What you will do: Return every record below exactly as written, but leave out the pictures.
* BEGIN Dataset rows *
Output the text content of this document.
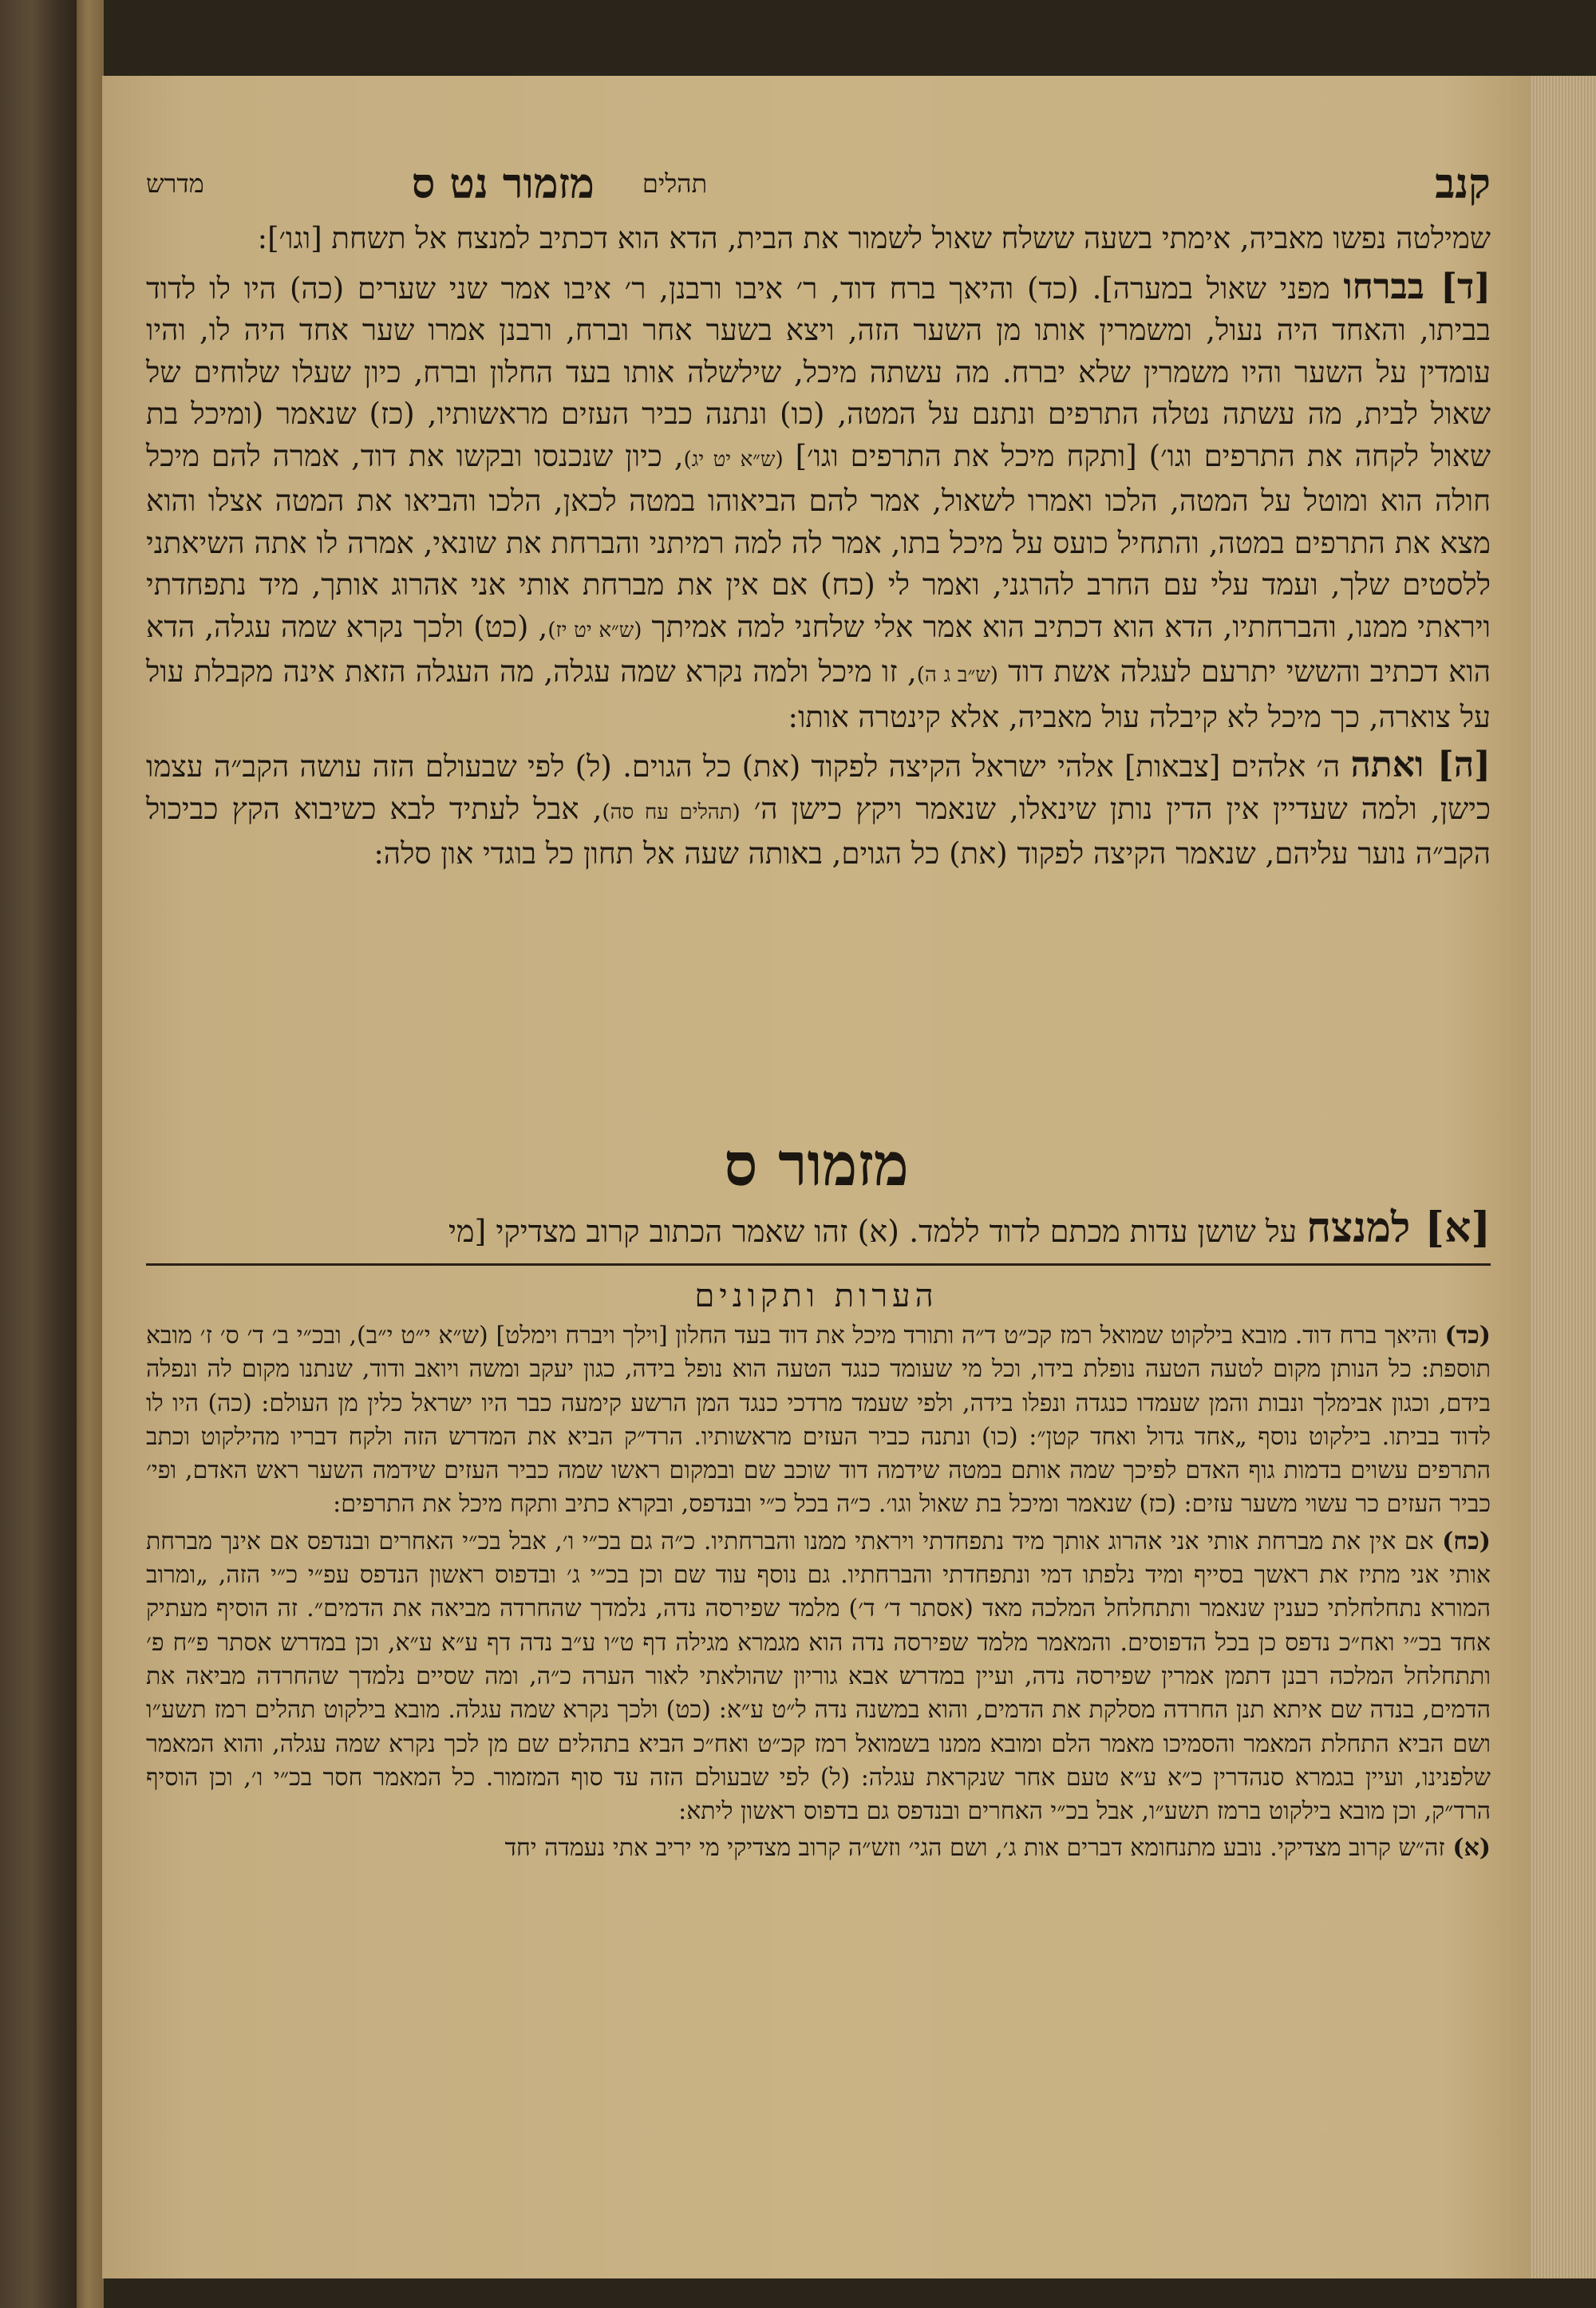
קנב
תהלים
מזמור נט ס
מדרש

שמילטה נפשו מאביה, אימתי בשעה ששלח שאול לשמור את הבית, הדא הוא דכתיב למנצח אל תשחת [וגו׳]:

[ד] בברחו מפני שאול במערה]. (כד) והיאך ברח דוד, ר׳ איבו ורבנן, ר׳ איבו אמר שני שערים (כה) היו לו לדוד בביתו, והאחד היה נעול, ומשמרין אותו מן השער הזה, ויצא בשער אחר וברח, ורבנן אמרו שער אחד היה לו, והיו עומדין על השער והיו משמרין שלא יברח. מה עשתה מיכל, שילשלה אותו בעד החלון וברח, כיון שעלו שלוחים של שאול לבית, מה עשתה נטלה התרפים ונתנם על המטה, (כו) ונתנה כביר העזים מראשותיו, (כז) שנאמר (ומיכל בת שאול לקחה את התרפים וגו׳) [ותקח מיכל את התרפים וגו׳] (ש״א יט יג), כיון שנכנסו ובקשו את דוד, אמרה להם מיכל חולה הוא ומוטל על המטה, הלכו ואמרו לשאול, אמר להם הביאוהו במטה לכאן, הלכו והביאו את המטה אצלו והוא מצא את התרפים במטה, והתחיל כועס על מיכל בתו, אמר לה למה רמיתני והברחת את שונאי, אמרה לו אתה השיאתני ללסטים שלך, ועמד עלי עם החרב להרגני, ואמר לי (כח) אם אין את מברחת אותי אני אהרוג אותך, מיד נתפחדתי ויראתי ממנו, והברחתיו, הדא הוא דכתיב הוא אמר אלי שלחני למה אמיתך (ש״א יט יז), (כט) ולכך נקרא שמה עגלה, הדא הוא דכתיב והששי יתרעם לעגלה אשת דוד (ש״ב ג ה), זו מיכל ולמה נקרא שמה עגלה, מה העגלה הזאת אינה מקבלת עול על צוארה, כך מיכל לא קיבלה עול מאביה, אלא קינטרה אותו:

[ה] ואתה ה׳ אלהים [צבאות] אלהי ישראל הקיצה לפקוד (את) כל הגוים. (ל) לפי שבעולם הזה עושה הקב״ה עצמו כישן, ולמה שעדיין אין הדין נותן שינאלו, שנאמר ויקץ כישן ה׳ (תהלים עח סה), אבל לעתיד לבא כשיבוא הקץ כביכול הקב״ה נוער עליהם, שנאמר הקיצה לפקוד (את) כל הגוים, באותה שעה אל תחון כל בוגדי און סלה:

מזמור ס
[א] למנצח על שושן עדות מכתם לדוד ללמד. (א) זהו שאמר הכתוב קרוב מצדיקי [מי
הערות ותקונים

(כד) והיאך ברח דוד. מובא בילקוט שמואל רמז קכ״ט ד״ה ותורד מיכל את דוד בעד החלון [וילך ויברח וימלט] (ש״א י״ט י״ב), ובכ״י ב׳ ד׳ ס׳ ז׳ מובא תוספת: כל הנותן מקום לטעה הטעה נופלת בידו, וכל מי שעומד כנגד הטעה הוא נופל בידה, כגון יעקב ומשה ויואב ודוד, שנתנו מקום לה ונפלה בידם, וכגון אבימלך ונבות והמן שעמדו כנגדה ונפלו בידה, ולפי שעמד מרדכי כנגד המן הרשע קימעה כבר היו ישראל כלין מן העולם: (כה) היו לו לדוד בביתו. בילקוט נוסף „אחד גדול ואחד קטן״: (כו) ונתנה כביר העזים מראשותיו. הרד״ק הביא את המדרש הזה ולקח דבריו מהילקוט וכתב התרפים עשוים בדמות גוף האדם לפיכך שמה אותם במטה שידמה דוד שוכב שם ובמקום ראשו שמה כביר העזים שידמה השער ראש האדם, ופי׳ כביר העזים כר עשוי משער עזים: (כז) שנאמר ומיכל בת שאול וגו׳. כ״ה בכל כ״י ובנדפס, ובקרא כתיב ותקח מיכל את התרפים:

(כח) אם אין את מברחת אותי אני אהרוג אותך מיד נתפחדתי ויראתי ממנו והברחתיו. כ״ה גם בכ״י ו׳, אבל בכ״י האחרים ובנדפס אם אינך מברחת אותי אני מתיז את ראשך בסייף ומיד נלפתו דמי ונתפחדתי והברחתיו. גם נוסף עוד שם וכן בכ״י ג׳ ובדפוס ראשון הנדפס עפ״י כ״י הזה, „ומרוב המורא נתחלחלתי כענין שנאמר ותתחלחל המלכה מאד (אסתר ד׳ ד׳) מלמד שפירסה נדה, נלמדך שהחרדה מביאה את הדמים״. זה הוסיף מעתיק אחד בכ״י ואח״כ נדפס כן בכל הדפוסים. והמאמר מלמד שפירסה נדה הוא מגמרא מגילה דף ט״ו ע״ב נדה דף ע״א ע״א, וכן במדרש אסתר פ״ח פ׳ ותתחלחל המלכה רבנן דתמן אמרין שפירסה נדה, ועיין במדרש אבא גוריון שהולאתי לאור הערה כ״ה, ומה שסיים נלמדך שהחרדה מביאה את הדמים, בנדה שם איתא תנן החרדה מסלקת את הדמים, והוא במשנה נדה ל״ט ע״א: (כט) ולכך נקרא שמה עגלה. מובא בילקוט תהלים רמז תשע״ו ושם הביא התחלת המאמר והסמיכו מאמר הלם ומובא ממנו בשמואל רמז קכ״ט ואח״כ הביא בתהלים שם מן לכך נקרא שמה עגלה, והוא המאמר שלפנינו, ועיין בגמרא סנהדרין כ״א ע״א טעם אחר שנקראת עגלה: (ל) לפי שבעולם הזה עד סוף המזמור. כל המאמר חסר בכ״י ו׳, וכן הוסיף הרד״ק, וכן מובא בילקוט ברמז תשע״ו, אבל בכ״י האחרים ובנדפס גם בדפוס ראשון ליתא:

(א) זה״ש קרוב מצדיקי. נובע מתנחומא דברים אות ג׳, ושם הגי׳ וזש״ה קרוב מצדיקי מי יריב אתי נעמדה יחד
* END Dataset rows *
Full answer:
Output the text content of this document.
קנב
תהלים
מזמור נט ס
מדרש

שמילטה נפשו מאביה, אימתי בשעה ששלח שאול לשמור את הבית, הדא הוא דכתיב למנצח אל תשחת [וגו׳]:

[ד] בברחו מפני שאול במערה]. (כד) והיאך ברח דוד, ר׳ איבו ורבנן, ר׳ איבו אמר שני שערים (כה) היו לו לדוד בביתו, והאחד היה נעול, ומשמרין אותו מן השער הזה, ויצא בשער אחר וברח, ורבנן אמרו שער אחד היה לו, והיו עומדין על השער והיו משמרין שלא יברח. מה עשתה מיכל, שילשלה אותו בעד החלון וברח, כיון שעלו שלוחים של שאול לבית, מה עשתה נטלה התרפים ונתנם על המטה, (כו) ונתנה כביר העזים מראשותיו, (כז) שנאמר (ומיכל בת שאול לקחה את התרפים וגו׳) [ותקח מיכל את התרפים וגו׳] (ש״א יט יג), כיון שנכנסו ובקשו את דוד, אמרה להם מיכל חולה הוא ומוטל על המטה, הלכו ואמרו לשאול, אמר להם הביאוהו במטה לכאן, הלכו והביאו את המטה אצלו והוא מצא את התרפים במטה, והתחיל כועס על מיכל בתו, אמר לה למה רמיתני והברחת את שונאי, אמרה לו אתה השיאתני ללסטים שלך, ועמד עלי עם החרב להרגני, ואמר לי (כח) אם אין את מברחת אותי אני אהרוג אותך, מיד נתפחדתי ויראתי ממנו, והברחתיו, הדא הוא דכתיב הוא אמר אלי שלחני למה אמיתך (ש״א יט יז), (כט) ולכך נקרא שמה עגלה, הדא הוא דכתיב והששי יתרעם לעגלה אשת דוד (ש״ב ג ה), זו מיכל ולמה נקרא שמה עגלה, מה העגלה הזאת אינה מקבלת עול על צוארה, כך מיכל לא קיבלה עול מאביה, אלא קינטרה אותו:

[ה] ואתה ה׳ אלהים [צבאות] אלהי ישראל הקיצה לפקוד (את) כל הגוים. (ל) לפי שבעולם הזה עושה הקב״ה עצמו כישן, ולמה שעדיין אין הדין נותן שינאלו, שנאמר ויקץ כישן ה׳ (תהלים עח סה), אבל לעתיד לבא כשיבוא הקץ כביכול הקב״ה נוער עליהם, שנאמר הקיצה לפקוד (את) כל הגוים, באותה שעה אל תחון כל בוגדי און סלה:

מזמור ס
[א] למנצח על שושן עדות מכתם לדוד ללמד. (א) זהו שאמר הכתוב קרוב מצדיקי [מי
הערות ותקונים

(כד) והיאך ברח דוד. מובא בילקוט שמואל רמז קכ״ט ד״ה ותורד מיכל את דוד בעד החלון [וילך ויברח וימלט] (ש״א י״ט י״ב), ובכ״י ב׳ ד׳ ס׳ ז׳ מובא תוספת: כל הנותן מקום לטעה הטעה נופלת בידו, וכל מי שעומד כנגד הטעה הוא נופל בידה, כגון יעקב ומשה ויואב ודוד, שנתנו מקום לה ונפלה בידם, וכגון אבימלך ונבות והמן שעמדו כנגדה ונפלו בידה, ולפי שעמד מרדכי כנגד המן הרשע קימעה כבר היו ישראל כלין מן העולם: (כה) היו לו לדוד בביתו. בילקוט נוסף „אחד גדול ואחד קטן״: (כו) ונתנה כביר העזים מראשותיו. הרד״ק הביא את המדרש הזה ולקח דבריו מהילקוט וכתב התרפים עשוים בדמות גוף האדם לפיכך שמה אותם במטה שידמה דוד שוכב שם ובמקום ראשו שמה כביר העזים שידמה השער ראש האדם, ופי׳ כביר העזים כר עשוי משער עזים: (כז) שנאמר ומיכל בת שאול וגו׳. כ״ה בכל כ״י ובנדפס, ובקרא כתיב ותקח מיכל את התרפים:

(כח) אם אין את מברחת אותי אני אהרוג אותך מיד נתפחדתי ויראתי ממנו והברחתיו. כ״ה גם בכ״י ו׳, אבל בכ״י האחרים ובנדפס אם אינך מברחת אותי אני מתיז את ראשך בסייף ומיד נלפתו דמי ונתפחדתי והברחתיו. גם נוסף עוד שם וכן בכ״י ג׳ ובדפוס ראשון הנדפס עפ״י כ״י הזה, „ומרוב המורא נתחלחלתי כענין שנאמר ותתחלחל המלכה מאד (אסתר ד׳ ד׳) מלמד שפירסה נדה, נלמדך שהחרדה מביאה את הדמים״. זה הוסיף מעתיק אחד בכ״י ואח״כ נדפס כן בכל הדפוסים. והמאמר מלמד שפירסה נדה הוא מגמרא מגילה דף ט״ו ע״ב נדה דף ע״א ע״א, וכן במדרש אסתר פ״ח פ׳ ותתחלחל המלכה רבנן דתמן אמרין שפירסה נדה, ועיין במדרש אבא גוריון שהולאתי לאור הערה כ״ה, ומה שסיים נלמדך שהחרדה מביאה את הדמים, בנדה שם איתא תנן החרדה מסלקת את הדמים, והוא במשנה נדה ל״ט ע״א: (כט) ולכך נקרא שמה עגלה. מובא בילקוט תהלים רמז תשע״ו ושם הביא התחלת המאמר והסמיכו מאמר הלם ומובא ממנו בשמואל רמז קכ״ט ואח״כ הביא בתהלים שם מן לכך נקרא שמה עגלה, והוא המאמר שלפנינו, ועיין בגמרא סנהדרין כ״א ע״א טעם אחר שנקראת עגלה: (ל) לפי שבעולם הזה עד סוף המזמור. כל המאמר חסר בכ״י ו׳, וכן הוסיף הרד״ק, וכן מובא בילקוט ברמז תשע״ו, אבל בכ״י האחרים ובנדפס גם בדפוס ראשון ליתא:

(א) זה״ש קרוב מצדיקי. נובע מתנחומא דברים אות ג׳, ושם הגי׳ וזש״ה קרוב מצדיקי מי יריב אתי נעמדה יחד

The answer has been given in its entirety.